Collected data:
□ □ □ □ □

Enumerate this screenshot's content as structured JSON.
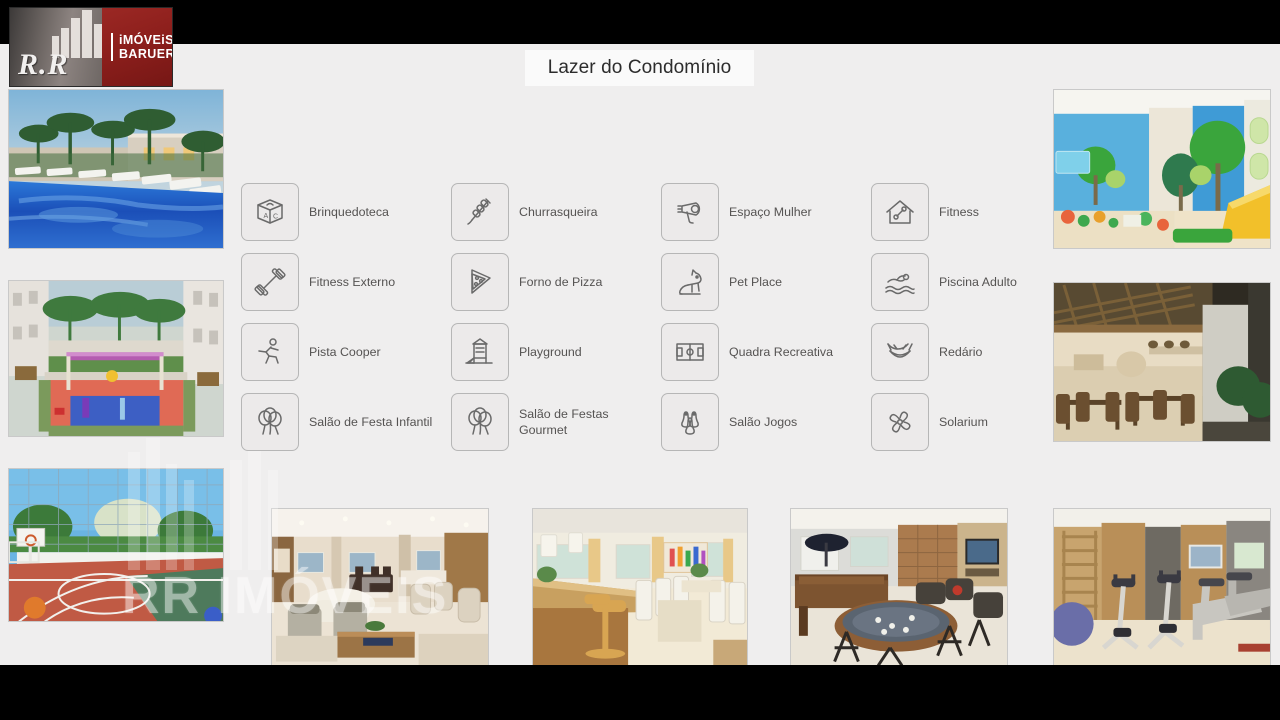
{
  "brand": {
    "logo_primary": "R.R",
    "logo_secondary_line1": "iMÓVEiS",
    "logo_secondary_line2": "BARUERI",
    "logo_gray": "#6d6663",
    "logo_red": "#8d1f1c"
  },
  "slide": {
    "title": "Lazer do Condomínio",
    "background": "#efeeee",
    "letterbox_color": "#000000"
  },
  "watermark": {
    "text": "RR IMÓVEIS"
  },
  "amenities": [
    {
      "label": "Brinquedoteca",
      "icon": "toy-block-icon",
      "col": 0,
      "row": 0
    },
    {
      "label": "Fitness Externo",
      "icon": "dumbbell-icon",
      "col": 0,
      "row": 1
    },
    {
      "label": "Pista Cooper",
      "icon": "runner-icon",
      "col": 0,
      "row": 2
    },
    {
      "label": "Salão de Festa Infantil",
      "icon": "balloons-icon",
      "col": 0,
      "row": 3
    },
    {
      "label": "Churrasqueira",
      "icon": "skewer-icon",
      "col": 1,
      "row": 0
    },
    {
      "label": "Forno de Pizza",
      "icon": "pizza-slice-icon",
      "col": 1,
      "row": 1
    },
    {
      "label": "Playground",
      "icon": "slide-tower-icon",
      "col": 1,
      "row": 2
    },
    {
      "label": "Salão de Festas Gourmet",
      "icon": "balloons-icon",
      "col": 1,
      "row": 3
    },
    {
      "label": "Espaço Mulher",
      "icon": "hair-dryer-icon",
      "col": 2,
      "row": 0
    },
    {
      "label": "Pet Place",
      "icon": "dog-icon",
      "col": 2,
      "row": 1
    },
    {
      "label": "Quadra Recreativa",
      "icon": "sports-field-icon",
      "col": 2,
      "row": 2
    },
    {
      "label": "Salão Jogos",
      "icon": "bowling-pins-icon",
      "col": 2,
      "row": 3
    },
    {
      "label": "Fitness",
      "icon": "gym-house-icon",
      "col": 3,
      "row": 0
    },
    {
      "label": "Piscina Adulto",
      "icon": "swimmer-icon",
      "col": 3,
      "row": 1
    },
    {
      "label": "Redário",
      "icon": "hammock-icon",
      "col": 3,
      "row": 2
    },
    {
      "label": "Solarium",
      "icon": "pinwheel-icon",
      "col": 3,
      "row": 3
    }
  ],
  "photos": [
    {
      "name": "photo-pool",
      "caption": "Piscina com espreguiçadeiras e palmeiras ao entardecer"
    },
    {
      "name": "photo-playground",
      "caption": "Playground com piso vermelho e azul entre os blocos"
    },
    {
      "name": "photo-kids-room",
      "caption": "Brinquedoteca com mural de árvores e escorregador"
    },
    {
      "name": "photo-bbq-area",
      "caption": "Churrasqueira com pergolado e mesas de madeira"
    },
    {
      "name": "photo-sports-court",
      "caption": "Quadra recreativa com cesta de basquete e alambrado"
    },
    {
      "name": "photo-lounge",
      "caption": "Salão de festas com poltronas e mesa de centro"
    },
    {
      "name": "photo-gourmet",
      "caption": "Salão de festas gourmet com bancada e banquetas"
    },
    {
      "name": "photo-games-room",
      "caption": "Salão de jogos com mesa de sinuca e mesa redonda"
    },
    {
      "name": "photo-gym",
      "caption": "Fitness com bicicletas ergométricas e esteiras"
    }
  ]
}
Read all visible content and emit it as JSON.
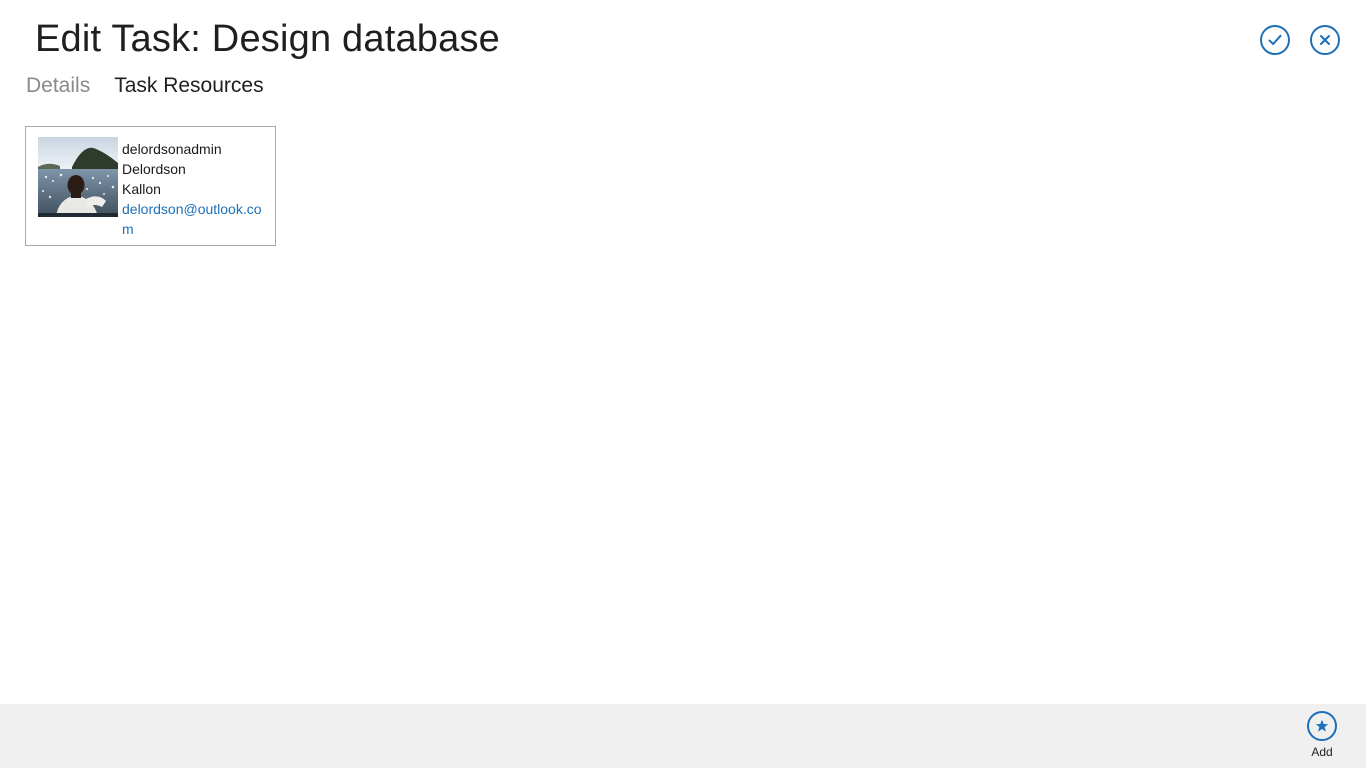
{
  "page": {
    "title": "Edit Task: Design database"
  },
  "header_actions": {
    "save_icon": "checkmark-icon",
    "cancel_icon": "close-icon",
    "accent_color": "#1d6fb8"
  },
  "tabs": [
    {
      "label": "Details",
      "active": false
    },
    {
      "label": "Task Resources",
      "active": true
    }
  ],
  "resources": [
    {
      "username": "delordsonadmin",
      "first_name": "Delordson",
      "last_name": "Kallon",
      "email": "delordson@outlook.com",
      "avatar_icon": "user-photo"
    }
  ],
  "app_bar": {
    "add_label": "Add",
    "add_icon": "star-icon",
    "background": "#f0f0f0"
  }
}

□ □ □ □ □

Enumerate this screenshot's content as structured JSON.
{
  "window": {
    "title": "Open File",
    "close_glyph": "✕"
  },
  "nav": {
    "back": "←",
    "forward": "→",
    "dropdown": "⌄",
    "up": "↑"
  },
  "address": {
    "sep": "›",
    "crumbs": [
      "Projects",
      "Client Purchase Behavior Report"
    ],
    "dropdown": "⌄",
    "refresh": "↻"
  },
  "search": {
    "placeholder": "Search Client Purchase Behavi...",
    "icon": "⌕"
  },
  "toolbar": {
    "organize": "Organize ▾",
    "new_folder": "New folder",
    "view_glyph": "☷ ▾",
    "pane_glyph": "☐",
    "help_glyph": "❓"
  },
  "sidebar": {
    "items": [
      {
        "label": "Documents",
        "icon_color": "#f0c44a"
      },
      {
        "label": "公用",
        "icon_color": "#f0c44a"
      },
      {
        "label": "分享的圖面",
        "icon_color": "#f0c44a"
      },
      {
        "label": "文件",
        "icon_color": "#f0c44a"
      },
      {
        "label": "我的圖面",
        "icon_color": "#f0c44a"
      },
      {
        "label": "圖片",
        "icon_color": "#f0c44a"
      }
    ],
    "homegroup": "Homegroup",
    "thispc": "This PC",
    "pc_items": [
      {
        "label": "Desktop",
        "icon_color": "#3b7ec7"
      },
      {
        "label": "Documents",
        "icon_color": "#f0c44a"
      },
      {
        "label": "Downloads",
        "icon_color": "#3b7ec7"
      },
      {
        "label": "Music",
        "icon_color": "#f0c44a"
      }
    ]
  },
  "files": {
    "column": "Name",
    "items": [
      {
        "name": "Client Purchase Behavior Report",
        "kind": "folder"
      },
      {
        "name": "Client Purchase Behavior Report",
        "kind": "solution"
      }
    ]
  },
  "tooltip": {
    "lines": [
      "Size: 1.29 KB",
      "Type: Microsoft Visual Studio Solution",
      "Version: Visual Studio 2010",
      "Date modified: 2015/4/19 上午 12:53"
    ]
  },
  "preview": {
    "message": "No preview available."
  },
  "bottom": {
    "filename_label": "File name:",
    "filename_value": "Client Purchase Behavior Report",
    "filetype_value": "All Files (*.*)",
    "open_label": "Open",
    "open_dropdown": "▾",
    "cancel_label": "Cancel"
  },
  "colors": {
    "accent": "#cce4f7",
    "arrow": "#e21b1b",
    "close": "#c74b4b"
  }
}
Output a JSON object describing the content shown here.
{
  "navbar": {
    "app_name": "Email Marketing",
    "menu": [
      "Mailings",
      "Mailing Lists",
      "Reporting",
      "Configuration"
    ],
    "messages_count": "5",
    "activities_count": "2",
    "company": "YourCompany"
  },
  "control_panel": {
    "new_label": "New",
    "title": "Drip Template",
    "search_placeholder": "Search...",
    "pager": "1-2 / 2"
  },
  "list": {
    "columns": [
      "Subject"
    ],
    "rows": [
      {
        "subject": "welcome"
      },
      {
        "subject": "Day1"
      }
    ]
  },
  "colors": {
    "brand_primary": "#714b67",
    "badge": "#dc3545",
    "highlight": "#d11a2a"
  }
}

□ □ □ □ □

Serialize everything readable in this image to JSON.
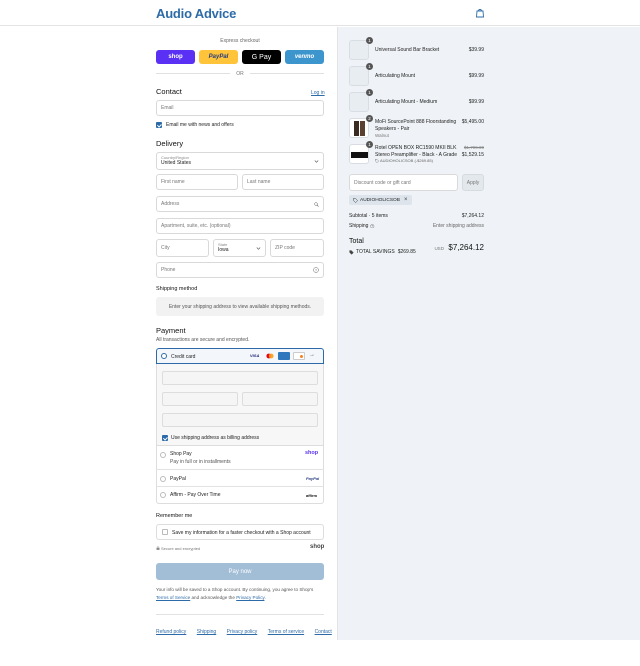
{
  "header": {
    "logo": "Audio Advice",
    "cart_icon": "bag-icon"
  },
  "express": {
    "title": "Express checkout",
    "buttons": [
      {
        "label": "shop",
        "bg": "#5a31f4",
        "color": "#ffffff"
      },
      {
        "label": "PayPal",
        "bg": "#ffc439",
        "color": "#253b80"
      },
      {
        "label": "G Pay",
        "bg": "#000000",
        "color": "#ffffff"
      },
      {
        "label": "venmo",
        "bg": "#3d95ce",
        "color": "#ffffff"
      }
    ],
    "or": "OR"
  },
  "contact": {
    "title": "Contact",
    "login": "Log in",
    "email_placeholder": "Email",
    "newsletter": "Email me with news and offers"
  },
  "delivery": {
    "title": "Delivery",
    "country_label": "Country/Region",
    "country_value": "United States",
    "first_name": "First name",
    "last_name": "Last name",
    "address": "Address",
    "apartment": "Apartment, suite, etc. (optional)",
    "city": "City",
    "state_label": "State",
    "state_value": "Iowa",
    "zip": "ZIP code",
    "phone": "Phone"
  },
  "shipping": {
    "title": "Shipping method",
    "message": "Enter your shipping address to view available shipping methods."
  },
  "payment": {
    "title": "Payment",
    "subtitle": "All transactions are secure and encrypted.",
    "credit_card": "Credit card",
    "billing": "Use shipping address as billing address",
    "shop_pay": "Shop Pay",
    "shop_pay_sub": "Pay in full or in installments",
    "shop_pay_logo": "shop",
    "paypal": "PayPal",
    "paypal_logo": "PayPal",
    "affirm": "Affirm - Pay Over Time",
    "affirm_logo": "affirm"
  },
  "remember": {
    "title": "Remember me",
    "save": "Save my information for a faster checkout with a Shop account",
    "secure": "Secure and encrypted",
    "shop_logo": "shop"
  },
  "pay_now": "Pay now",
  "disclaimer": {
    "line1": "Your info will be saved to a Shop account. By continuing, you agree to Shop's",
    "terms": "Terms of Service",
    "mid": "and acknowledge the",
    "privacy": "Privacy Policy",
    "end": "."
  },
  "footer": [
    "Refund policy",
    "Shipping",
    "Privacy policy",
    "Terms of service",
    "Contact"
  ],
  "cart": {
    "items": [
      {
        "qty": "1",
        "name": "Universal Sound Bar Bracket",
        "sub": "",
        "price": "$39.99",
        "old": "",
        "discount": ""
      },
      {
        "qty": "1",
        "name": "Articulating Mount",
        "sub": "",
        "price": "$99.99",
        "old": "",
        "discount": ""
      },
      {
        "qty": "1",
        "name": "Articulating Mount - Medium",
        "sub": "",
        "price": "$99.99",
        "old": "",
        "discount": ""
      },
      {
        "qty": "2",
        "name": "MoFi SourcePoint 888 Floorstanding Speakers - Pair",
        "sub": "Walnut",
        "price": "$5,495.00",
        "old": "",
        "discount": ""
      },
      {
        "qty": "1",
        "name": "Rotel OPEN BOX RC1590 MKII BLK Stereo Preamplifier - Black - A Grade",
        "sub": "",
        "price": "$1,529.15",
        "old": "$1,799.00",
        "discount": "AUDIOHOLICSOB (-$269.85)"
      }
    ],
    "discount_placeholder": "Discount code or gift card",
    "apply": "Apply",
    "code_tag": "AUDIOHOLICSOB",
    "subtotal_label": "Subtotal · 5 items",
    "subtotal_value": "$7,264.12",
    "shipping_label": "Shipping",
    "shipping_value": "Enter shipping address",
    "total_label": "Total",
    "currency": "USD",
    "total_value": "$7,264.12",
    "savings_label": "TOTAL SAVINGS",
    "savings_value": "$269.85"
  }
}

□ □ □ □ □

● Task instructions
Extract, from the listing above, every line where the string "Purchase" occurs.

● Problem solution
      "Client Purchase Behavior Report"
    "placeholder": "Search Client Purchase Behavi...",
        "name": "Client Purchase Behavior Report",
        "name": "Client Purchase Behavior Report",
    "filename_value": "Client Purchase Behavior Report",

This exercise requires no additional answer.